▶ **Problem to solve**: Write out the material below again, unchanged.

--- BEGIN Record excerpts ---

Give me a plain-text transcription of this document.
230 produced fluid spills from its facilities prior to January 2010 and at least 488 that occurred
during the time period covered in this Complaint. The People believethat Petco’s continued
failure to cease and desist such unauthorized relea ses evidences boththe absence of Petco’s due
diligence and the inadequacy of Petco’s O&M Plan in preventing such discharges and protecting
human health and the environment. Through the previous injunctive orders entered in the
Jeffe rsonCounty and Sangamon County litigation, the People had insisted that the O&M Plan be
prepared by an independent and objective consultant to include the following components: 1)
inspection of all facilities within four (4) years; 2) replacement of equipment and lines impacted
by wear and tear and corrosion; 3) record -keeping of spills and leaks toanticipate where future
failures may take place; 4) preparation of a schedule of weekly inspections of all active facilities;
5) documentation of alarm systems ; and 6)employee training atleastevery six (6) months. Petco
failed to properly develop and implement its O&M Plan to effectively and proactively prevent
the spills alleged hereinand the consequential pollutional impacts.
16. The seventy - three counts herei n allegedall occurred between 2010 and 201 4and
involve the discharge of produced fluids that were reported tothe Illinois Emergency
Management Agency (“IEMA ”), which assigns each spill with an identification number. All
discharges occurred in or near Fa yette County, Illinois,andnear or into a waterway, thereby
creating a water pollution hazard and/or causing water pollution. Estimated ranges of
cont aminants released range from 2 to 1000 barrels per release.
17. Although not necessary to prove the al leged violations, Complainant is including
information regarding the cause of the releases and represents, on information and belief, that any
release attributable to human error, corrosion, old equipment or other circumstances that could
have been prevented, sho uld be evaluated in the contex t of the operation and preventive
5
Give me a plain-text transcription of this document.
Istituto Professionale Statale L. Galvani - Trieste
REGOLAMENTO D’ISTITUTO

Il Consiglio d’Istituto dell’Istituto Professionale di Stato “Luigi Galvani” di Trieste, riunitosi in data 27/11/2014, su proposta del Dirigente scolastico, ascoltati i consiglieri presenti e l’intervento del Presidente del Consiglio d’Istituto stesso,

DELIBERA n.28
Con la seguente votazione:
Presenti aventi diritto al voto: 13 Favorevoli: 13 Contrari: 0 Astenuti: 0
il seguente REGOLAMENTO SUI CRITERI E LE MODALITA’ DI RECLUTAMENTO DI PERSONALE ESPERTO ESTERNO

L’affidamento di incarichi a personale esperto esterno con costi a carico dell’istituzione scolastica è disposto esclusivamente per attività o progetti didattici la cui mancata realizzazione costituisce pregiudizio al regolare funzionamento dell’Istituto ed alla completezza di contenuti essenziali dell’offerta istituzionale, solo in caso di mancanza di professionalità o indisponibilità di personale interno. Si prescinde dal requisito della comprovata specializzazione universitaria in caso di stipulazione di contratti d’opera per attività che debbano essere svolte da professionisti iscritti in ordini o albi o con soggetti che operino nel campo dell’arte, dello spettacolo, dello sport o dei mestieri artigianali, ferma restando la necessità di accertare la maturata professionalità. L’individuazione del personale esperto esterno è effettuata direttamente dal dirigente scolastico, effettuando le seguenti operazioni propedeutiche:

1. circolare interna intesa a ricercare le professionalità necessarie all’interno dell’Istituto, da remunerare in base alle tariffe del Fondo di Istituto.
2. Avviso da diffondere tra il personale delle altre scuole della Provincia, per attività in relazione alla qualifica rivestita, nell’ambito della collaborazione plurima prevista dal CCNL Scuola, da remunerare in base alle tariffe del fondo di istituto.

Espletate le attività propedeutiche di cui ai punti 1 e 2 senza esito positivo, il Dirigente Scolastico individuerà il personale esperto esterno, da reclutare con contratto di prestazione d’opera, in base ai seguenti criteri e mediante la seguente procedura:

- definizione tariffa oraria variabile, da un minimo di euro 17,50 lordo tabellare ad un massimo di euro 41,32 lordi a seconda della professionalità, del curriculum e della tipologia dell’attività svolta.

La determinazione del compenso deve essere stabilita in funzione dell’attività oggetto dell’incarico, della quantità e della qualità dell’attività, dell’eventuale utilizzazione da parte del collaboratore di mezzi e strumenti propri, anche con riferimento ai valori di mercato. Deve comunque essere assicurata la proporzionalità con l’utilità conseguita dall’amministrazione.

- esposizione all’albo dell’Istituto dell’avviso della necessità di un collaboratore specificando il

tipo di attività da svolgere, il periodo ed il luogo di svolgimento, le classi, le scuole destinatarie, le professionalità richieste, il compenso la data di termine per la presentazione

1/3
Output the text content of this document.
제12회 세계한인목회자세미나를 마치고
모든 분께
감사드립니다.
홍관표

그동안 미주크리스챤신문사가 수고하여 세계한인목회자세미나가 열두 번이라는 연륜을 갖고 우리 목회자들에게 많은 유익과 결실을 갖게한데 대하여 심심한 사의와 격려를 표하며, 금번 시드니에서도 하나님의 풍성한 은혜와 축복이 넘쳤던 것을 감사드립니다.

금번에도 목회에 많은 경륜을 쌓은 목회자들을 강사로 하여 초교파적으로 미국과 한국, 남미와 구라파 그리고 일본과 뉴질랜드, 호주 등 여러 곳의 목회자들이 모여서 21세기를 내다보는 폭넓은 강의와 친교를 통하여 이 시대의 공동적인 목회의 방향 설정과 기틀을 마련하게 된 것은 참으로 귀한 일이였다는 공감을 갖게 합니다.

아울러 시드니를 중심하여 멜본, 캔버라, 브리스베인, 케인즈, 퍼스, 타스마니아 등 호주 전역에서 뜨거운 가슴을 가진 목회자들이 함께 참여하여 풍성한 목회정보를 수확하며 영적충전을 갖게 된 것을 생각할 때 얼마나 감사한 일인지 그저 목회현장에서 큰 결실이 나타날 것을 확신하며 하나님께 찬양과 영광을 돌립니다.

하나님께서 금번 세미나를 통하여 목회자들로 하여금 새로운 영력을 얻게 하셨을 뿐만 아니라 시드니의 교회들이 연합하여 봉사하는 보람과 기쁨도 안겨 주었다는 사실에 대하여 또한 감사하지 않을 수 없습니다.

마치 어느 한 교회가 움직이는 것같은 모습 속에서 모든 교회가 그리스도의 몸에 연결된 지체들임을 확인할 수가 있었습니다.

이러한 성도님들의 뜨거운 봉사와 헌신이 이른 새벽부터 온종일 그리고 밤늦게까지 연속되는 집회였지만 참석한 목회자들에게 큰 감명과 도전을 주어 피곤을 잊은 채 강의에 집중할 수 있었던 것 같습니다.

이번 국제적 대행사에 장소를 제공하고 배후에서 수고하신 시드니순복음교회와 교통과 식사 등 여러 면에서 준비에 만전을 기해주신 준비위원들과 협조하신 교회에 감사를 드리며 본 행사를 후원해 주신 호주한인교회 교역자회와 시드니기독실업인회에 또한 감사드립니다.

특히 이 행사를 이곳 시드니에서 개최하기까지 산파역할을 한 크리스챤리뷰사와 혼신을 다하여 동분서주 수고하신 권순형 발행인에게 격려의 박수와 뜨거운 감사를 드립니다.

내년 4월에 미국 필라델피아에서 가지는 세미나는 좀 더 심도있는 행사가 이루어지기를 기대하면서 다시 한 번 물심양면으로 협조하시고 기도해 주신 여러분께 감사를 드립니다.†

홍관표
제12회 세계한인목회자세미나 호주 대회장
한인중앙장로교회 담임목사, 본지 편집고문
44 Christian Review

--- END Record excerpts ---

▶ **Answer for this exercise**:
Give me a plain-text transcription of this document.
230 produced fluid spills from its facilities prior to January 2010 and at least 488 that occurred
during the time period covered in this Complaint. The People believethat Petco’s continued
failure to cease and desist such unauthorized relea ses evidences boththe absence of Petco’s due
diligence and the inadequacy of Petco’s O&M Plan in preventing such discharges and protecting
human health and the environment. Through the previous injunctive orders entered in the
Jeffe rsonCounty and Sangamon County litigation, the People had insisted that the O&M Plan be
prepared by an independent and objective consultant to include the following components: 1)
inspection of all facilities within four (4) years; 2) replacement of equipment and lines impacted
by wear and tear and corrosion; 3) record -keeping of spills and leaks toanticipate where future
failures may take place; 4) preparation of a schedule of weekly inspections of all active facilities;
5) documentation of alarm systems ; and 6)employee training atleastevery six (6) months. Petco
failed to properly develop and implement its O&M Plan to effectively and proactively prevent
the spills alleged hereinand the consequential pollutional impacts.
16. The seventy - three counts herei n allegedall occurred between 2010 and 201 4and
involve the discharge of produced fluids that were reported tothe Illinois Emergency
Management Agency (“IEMA ”), which assigns each spill with an identification number. All
discharges occurred in or near Fa yette County, Illinois,andnear or into a waterway, thereby
creating a water pollution hazard and/or causing water pollution. Estimated ranges of
cont aminants released range from 2 to 1000 barrels per release.
17. Although not necessary to prove the al leged violations, Complainant is including
information regarding the cause of the releases and represents, on information and belief, that any
release attributable to human error, corrosion, old equipment or other circumstances that could
have been prevented, sho uld be evaluated in the contex t of the operation and preventive
5
Give me a plain-text transcription of this document.
Istituto Professionale Statale L. Galvani - Trieste
REGOLAMENTO D’ISTITUTO

Il Consiglio d’Istituto dell’Istituto Professionale di Stato “Luigi Galvani” di Trieste, riunitosi in data 27/11/2014, su proposta del Dirigente scolastico, ascoltati i consiglieri presenti e l’intervento del Presidente del Consiglio d’Istituto stesso,

DELIBERA n.28
Con la seguente votazione:
Presenti aventi diritto al voto: 13 Favorevoli: 13 Contrari: 0 Astenuti: 0
il seguente REGOLAMENTO SUI CRITERI E LE MODALITA’ DI RECLUTAMENTO DI PERSONALE ESPERTO ESTERNO

L’affidamento di incarichi a personale esperto esterno con costi a carico dell’istituzione scolastica è disposto esclusivamente per attività o progetti didattici la cui mancata realizzazione costituisce pregiudizio al regolare funzionamento dell’Istituto ed alla completezza di contenuti essenziali dell’offerta istituzionale, solo in caso di mancanza di professionalità o indisponibilità di personale interno. Si prescinde dal requisito della comprovata specializzazione universitaria in caso di stipulazione di contratti d’opera per attività che debbano essere svolte da professionisti iscritti in ordini o albi o con soggetti che operino nel campo dell’arte, dello spettacolo, dello sport o dei mestieri artigianali, ferma restando la necessità di accertare la maturata professionalità. L’individuazione del personale esperto esterno è effettuata direttamente dal dirigente scolastico, effettuando le seguenti operazioni propedeutiche:

1. circolare interna intesa a ricercare le professionalità necessarie all’interno dell’Istituto, da remunerare in base alle tariffe del Fondo di Istituto.
2. Avviso da diffondere tra il personale delle altre scuole della Provincia, per attività in relazione alla qualifica rivestita, nell’ambito della collaborazione plurima prevista dal CCNL Scuola, da remunerare in base alle tariffe del fondo di istituto.

Espletate le attività propedeutiche di cui ai punti 1 e 2 senza esito positivo, il Dirigente Scolastico individuerà il personale esperto esterno, da reclutare con contratto di prestazione d’opera, in base ai seguenti criteri e mediante la seguente procedura:

- definizione tariffa oraria variabile, da un minimo di euro 17,50 lordo tabellare ad un massimo di euro 41,32 lordi a seconda della professionalità, del curriculum e della tipologia dell’attività svolta.

La determinazione del compenso deve essere stabilita in funzione dell’attività oggetto dell’incarico, della quantità e della qualità dell’attività, dell’eventuale utilizzazione da parte del collaboratore di mezzi e strumenti propri, anche con riferimento ai valori di mercato. Deve comunque essere assicurata la proporzionalità con l’utilità conseguita dall’amministrazione.

- esposizione all’albo dell’Istituto dell’avviso della necessità di un collaboratore specificando il

tipo di attività da svolgere, il periodo ed il luogo di svolgimento, le classi, le scuole destinatarie, le professionalità richieste, il compenso la data di termine per la presentazione

1/3
Output the text content of this document.
제12회 세계한인목회자세미나를 마치고
모든 분께
감사드립니다.
홍관표

그동안 미주크리스챤신문사가 수고하여 세계한인목회자세미나가 열두 번이라는 연륜을 갖고 우리 목회자들에게 많은 유익과 결실을 갖게한데 대하여 심심한 사의와 격려를 표하며, 금번 시드니에서도 하나님의 풍성한 은혜와 축복이 넘쳤던 것을 감사드립니다.

금번에도 목회에 많은 경륜을 쌓은 목회자들을 강사로 하여 초교파적으로 미국과 한국, 남미와 구라파 그리고 일본과 뉴질랜드, 호주 등 여러 곳의 목회자들이 모여서 21세기를 내다보는 폭넓은 강의와 친교를 통하여 이 시대의 공동적인 목회의 방향 설정과 기틀을 마련하게 된 것은 참으로 귀한 일이였다는 공감을 갖게 합니다.

아울러 시드니를 중심하여 멜본, 캔버라, 브리스베인, 케인즈, 퍼스, 타스마니아 등 호주 전역에서 뜨거운 가슴을 가진 목회자들이 함께 참여하여 풍성한 목회정보를 수확하며 영적충전을 갖게 된 것을 생각할 때 얼마나 감사한 일인지 그저 목회현장에서 큰 결실이 나타날 것을 확신하며 하나님께 찬양과 영광을 돌립니다.

하나님께서 금번 세미나를 통하여 목회자들로 하여금 새로운 영력을 얻게 하셨을 뿐만 아니라 시드니의 교회들이 연합하여 봉사하는 보람과 기쁨도 안겨 주었다는 사실에 대하여 또한 감사하지 않을 수 없습니다.

마치 어느 한 교회가 움직이는 것같은 모습 속에서 모든 교회가 그리스도의 몸에 연결된 지체들임을 확인할 수가 있었습니다.

이러한 성도님들의 뜨거운 봉사와 헌신이 이른 새벽부터 온종일 그리고 밤늦게까지 연속되는 집회였지만 참석한 목회자들에게 큰 감명과 도전을 주어 피곤을 잊은 채 강의에 집중할 수 있었던 것 같습니다.

이번 국제적 대행사에 장소를 제공하고 배후에서 수고하신 시드니순복음교회와 교통과 식사 등 여러 면에서 준비에 만전을 기해주신 준비위원들과 협조하신 교회에 감사를 드리며 본 행사를 후원해 주신 호주한인교회 교역자회와 시드니기독실업인회에 또한 감사드립니다.

특히 이 행사를 이곳 시드니에서 개최하기까지 산파역할을 한 크리스챤리뷰사와 혼신을 다하여 동분서주 수고하신 권순형 발행인에게 격려의 박수와 뜨거운 감사를 드립니다.

내년 4월에 미국 필라델피아에서 가지는 세미나는 좀 더 심도있는 행사가 이루어지기를 기대하면서 다시 한 번 물심양면으로 협조하시고 기도해 주신 여러분께 감사를 드립니다.†

홍관표
제12회 세계한인목회자세미나 호주 대회장
한인중앙장로교회 담임목사, 본지 편집고문
44 Christian Review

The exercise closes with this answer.